▶ What to work on
Copy out each line exactly as it appears.

▶ Records for the exercise
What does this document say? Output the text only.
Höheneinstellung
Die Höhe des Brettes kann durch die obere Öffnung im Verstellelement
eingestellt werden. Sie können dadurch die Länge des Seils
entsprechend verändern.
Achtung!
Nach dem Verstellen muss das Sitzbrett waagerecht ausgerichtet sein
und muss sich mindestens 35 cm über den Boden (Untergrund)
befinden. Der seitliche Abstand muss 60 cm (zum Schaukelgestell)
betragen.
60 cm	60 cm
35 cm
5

▶ Result below
What does this document say? Output the text only.
Höheneinstellung
Die Höhe des Brettes kann durch die obere Öffnung im Verstellelement
eingestellt werden. Sie können dadurch die Länge des Seils
entsprechend verändern.
Achtung!
Nach dem Verstellen muss das Sitzbrett waagerecht ausgerichtet sein
und muss sich mindestens 35 cm über den Boden (Untergrund)
befinden. Der seitliche Abstand muss 60 cm (zum Schaukelgestell)
betragen.
60 cm	60 cm
35 cm
5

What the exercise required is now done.